• _DIRECTIONS_: Extract every line of the material that holds the string "triệu".

• _ITEMS_:
+-------+

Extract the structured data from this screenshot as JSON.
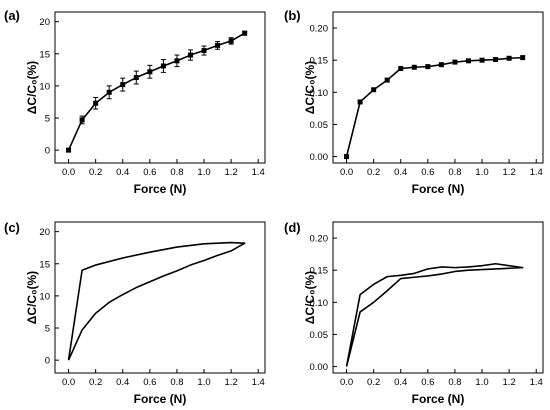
{
  "chart_data": [
    {
      "panel": "(a)",
      "type": "line",
      "xlabel": "Force (N)",
      "ylabel": "ΔC/C₀(%)",
      "xlim": [
        -0.1,
        1.45
      ],
      "ylim": [
        -2,
        21.5
      ],
      "xticks": [
        "0.0",
        "0.2",
        "0.4",
        "0.6",
        "0.8",
        "1.0",
        "1.2",
        "1.4"
      ],
      "yticks": [
        "0",
        "5",
        "10",
        "15",
        "20"
      ],
      "markers": "square",
      "error_bars": true,
      "series": [
        {
          "x": [
            0.0,
            0.1,
            0.2,
            0.3,
            0.4,
            0.5,
            0.6,
            0.7,
            0.8,
            0.9,
            1.0,
            1.1,
            1.2,
            1.3
          ],
          "y": [
            0.0,
            4.7,
            7.3,
            9.0,
            10.2,
            11.3,
            12.2,
            13.1,
            13.9,
            14.8,
            15.5,
            16.3,
            17.0,
            18.2
          ],
          "err": [
            0.0,
            0.6,
            0.9,
            1.0,
            1.0,
            1.0,
            1.0,
            1.0,
            0.9,
            0.8,
            0.7,
            0.6,
            0.5,
            0.3
          ]
        }
      ]
    },
    {
      "panel": "(b)",
      "type": "line",
      "xlabel": "Force (N)",
      "ylabel": "ΔC/C₀(%)",
      "xlim": [
        -0.1,
        1.45
      ],
      "ylim": [
        -0.01,
        0.225
      ],
      "xticks": [
        "0.0",
        "0.2",
        "0.4",
        "0.6",
        "0.8",
        "1.0",
        "1.2",
        "1.4"
      ],
      "yticks": [
        "0.00",
        "0.05",
        "0.10",
        "0.15",
        "0.20"
      ],
      "markers": "square",
      "error_bars": false,
      "series": [
        {
          "x": [
            0.0,
            0.1,
            0.2,
            0.3,
            0.4,
            0.5,
            0.6,
            0.7,
            0.8,
            0.9,
            1.0,
            1.1,
            1.2,
            1.3
          ],
          "y": [
            0.0,
            0.085,
            0.104,
            0.119,
            0.137,
            0.139,
            0.14,
            0.143,
            0.147,
            0.149,
            0.15,
            0.151,
            0.153,
            0.154
          ]
        }
      ]
    },
    {
      "panel": "(c)",
      "type": "line",
      "xlabel": "Force (N)",
      "ylabel": "ΔC/C₀(%)",
      "xlim": [
        -0.1,
        1.45
      ],
      "ylim": [
        -2,
        21.5
      ],
      "xticks": [
        "0.0",
        "0.2",
        "0.4",
        "0.6",
        "0.8",
        "1.0",
        "1.2",
        "1.4"
      ],
      "yticks": [
        "0",
        "5",
        "10",
        "15",
        "20"
      ],
      "markers": "none",
      "series": [
        {
          "x": [
            0.0,
            0.1,
            0.2,
            0.3,
            0.4,
            0.5,
            0.6,
            0.7,
            0.8,
            0.9,
            1.0,
            1.1,
            1.2,
            1.3,
            1.2,
            1.0,
            0.8,
            0.6,
            0.4,
            0.2,
            0.1,
            0.0
          ],
          "y": [
            0.0,
            4.7,
            7.3,
            9.0,
            10.2,
            11.3,
            12.2,
            13.1,
            13.9,
            14.8,
            15.5,
            16.3,
            17.0,
            18.2,
            18.3,
            18.1,
            17.6,
            16.8,
            15.9,
            14.8,
            14.0,
            0.0
          ]
        }
      ]
    },
    {
      "panel": "(d)",
      "type": "line",
      "xlabel": "Force (N)",
      "ylabel": "ΔC/C₀(%)",
      "xlim": [
        -0.1,
        1.45
      ],
      "ylim": [
        -0.01,
        0.225
      ],
      "xticks": [
        "0.0",
        "0.2",
        "0.4",
        "0.6",
        "0.8",
        "1.0",
        "1.2",
        "1.4"
      ],
      "yticks": [
        "0.00",
        "0.05",
        "0.10",
        "0.15",
        "0.20"
      ],
      "markers": "none",
      "series": [
        {
          "x": [
            0.0,
            0.1,
            0.2,
            0.3,
            0.4,
            0.5,
            0.6,
            0.7,
            0.8,
            0.9,
            1.0,
            1.1,
            1.2,
            1.3,
            1.2,
            1.1,
            1.0,
            0.9,
            0.8,
            0.7,
            0.6,
            0.5,
            0.4,
            0.3,
            0.2,
            0.1,
            0.0
          ],
          "y": [
            0.0,
            0.085,
            0.1,
            0.118,
            0.137,
            0.139,
            0.141,
            0.144,
            0.148,
            0.15,
            0.151,
            0.152,
            0.153,
            0.154,
            0.157,
            0.16,
            0.157,
            0.155,
            0.154,
            0.155,
            0.152,
            0.145,
            0.142,
            0.14,
            0.128,
            0.112,
            0.0
          ]
        }
      ]
    }
  ]
}
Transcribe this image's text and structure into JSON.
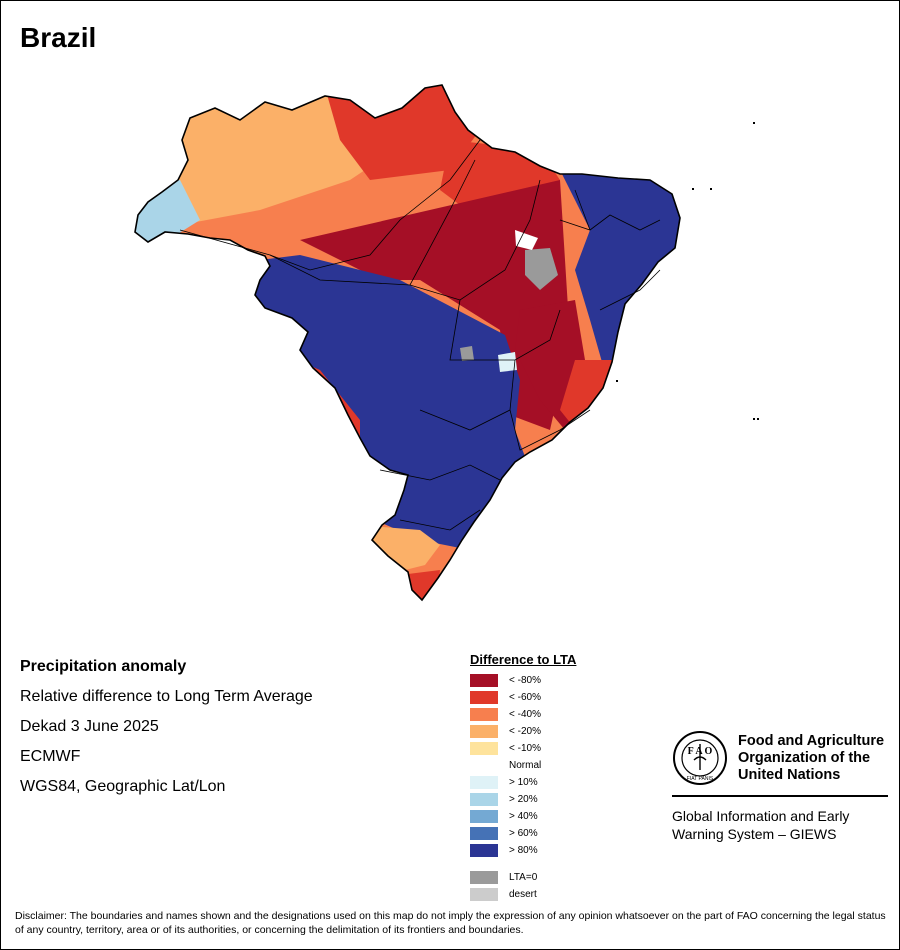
{
  "title": "Brazil",
  "info": {
    "heading": "Precipitation anomaly",
    "line1": "Relative difference to Long Term Average",
    "line2": "Dekad 3 June 2025",
    "line3": "ECMWF",
    "line4": "WGS84, Geographic Lat/Lon"
  },
  "legend": {
    "title": "Difference to LTA",
    "items": [
      {
        "label": "< -80%",
        "color": "#a50f26"
      },
      {
        "label": "< -60%",
        "color": "#e0382a"
      },
      {
        "label": "< -40%",
        "color": "#f77f4e"
      },
      {
        "label": "< -20%",
        "color": "#fbb068"
      },
      {
        "label": "< -10%",
        "color": "#fee39c"
      },
      {
        "label": "Normal",
        "color": "#ffffff"
      },
      {
        "label": "> 10%",
        "color": "#dff2f7"
      },
      {
        "label": "> 20%",
        "color": "#aad5e8"
      },
      {
        "label": "> 40%",
        "color": "#74a9d3"
      },
      {
        "label": "> 60%",
        "color": "#4572b6"
      },
      {
        "label": "> 80%",
        "color": "#2b3594"
      }
    ],
    "lta0": {
      "label": "LTA=0",
      "color": "#9a9a9a"
    },
    "desert": {
      "label": "desert",
      "color": "#cccccc"
    }
  },
  "fao": {
    "line1": "Food and Agriculture",
    "line2": "Organization of the",
    "line3": "United Nations",
    "logo_text": "FAO FIAT PANIS",
    "giews1": "Global Information and Early",
    "giews2": "Warning System – GIEWS"
  },
  "disclaimer": "Disclaimer: The boundaries and names shown and the designations used on this map do not imply the expression of any opinion whatsoever on the part of FAO concerning the legal status of any country, territory, area or of its authorities, or concerning the delimitation of its frontiers and boundaries."
}
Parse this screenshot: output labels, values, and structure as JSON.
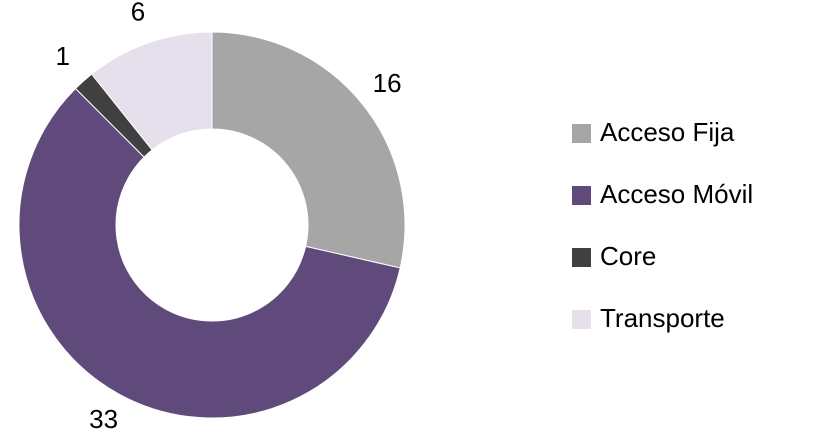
{
  "chart_data": {
    "type": "donut",
    "categories": [
      "Acceso Fija",
      "Acceso Móvil",
      "Core",
      "Transporte"
    ],
    "values": [
      16,
      33,
      1,
      6
    ],
    "colors": [
      "#a6a6a6",
      "#604a7b",
      "#404040",
      "#e6e0ec"
    ],
    "legend": "right"
  }
}
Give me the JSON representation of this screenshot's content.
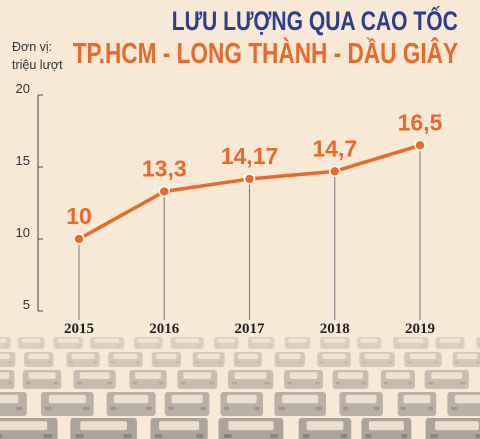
{
  "header": {
    "title_line1": "LƯU LƯỢNG QUA CAO TỐC",
    "title_line2": "TP.HCM - LONG THÀNH - DẦU GIÂY",
    "unit_line1": "Đơn vị:",
    "unit_line2": "triệu lượt"
  },
  "colors": {
    "background": "#f7e9d6",
    "title_primary": "#2b3d8c",
    "accent": "#e8692a",
    "traffic": "#9a938c"
  },
  "chart_data": {
    "type": "line",
    "title": "LƯU LƯỢNG QUA CAO TỐC TP.HCM - LONG THÀNH - DẦU GIÂY",
    "ylabel": "Đơn vị: triệu lượt",
    "categories": [
      "2015",
      "2016",
      "2017",
      "2018",
      "2019"
    ],
    "values": [
      10,
      13.3,
      14.17,
      14.7,
      16.5
    ],
    "value_labels": [
      "10",
      "13,3",
      "14,17",
      "14,7",
      "16,5"
    ],
    "y_ticks": [
      "5",
      "10",
      "15",
      "20"
    ],
    "ylim": [
      5,
      20
    ],
    "grid": false
  }
}
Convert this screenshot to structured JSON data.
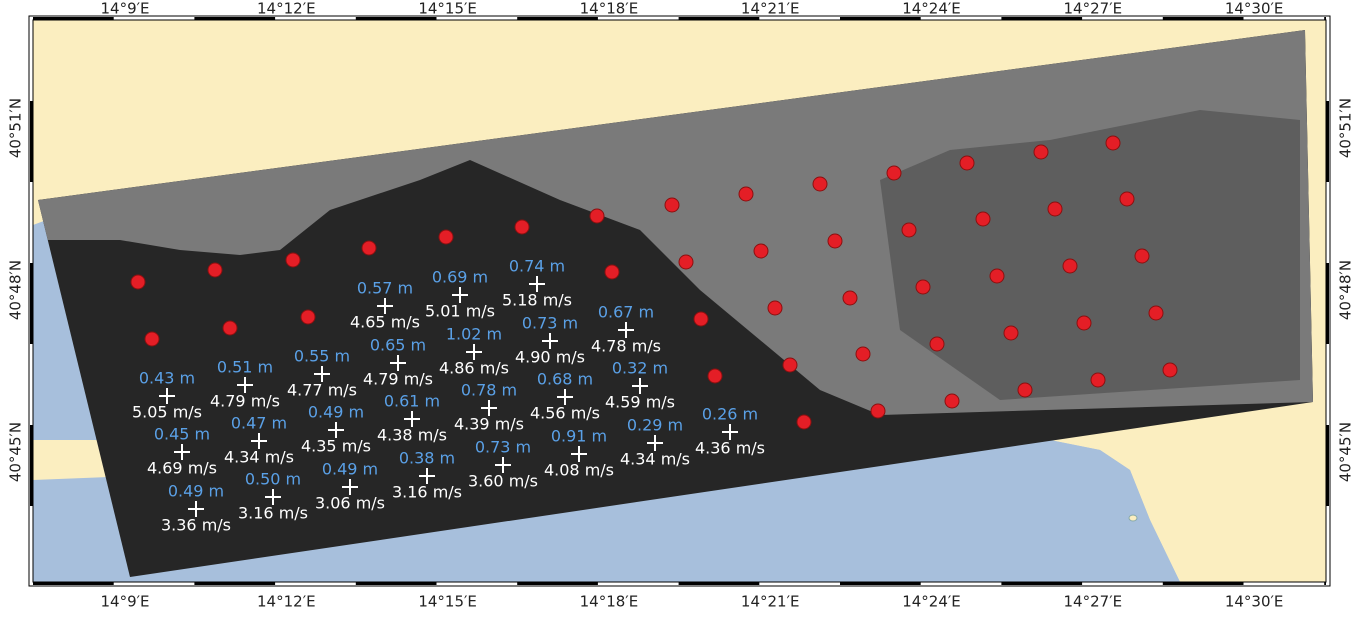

+-------+

• _SOLUTION BELOW_:
    "unit_line2": "triệu lượt"
    "ylabel": "Đơn vị: triệu lượt",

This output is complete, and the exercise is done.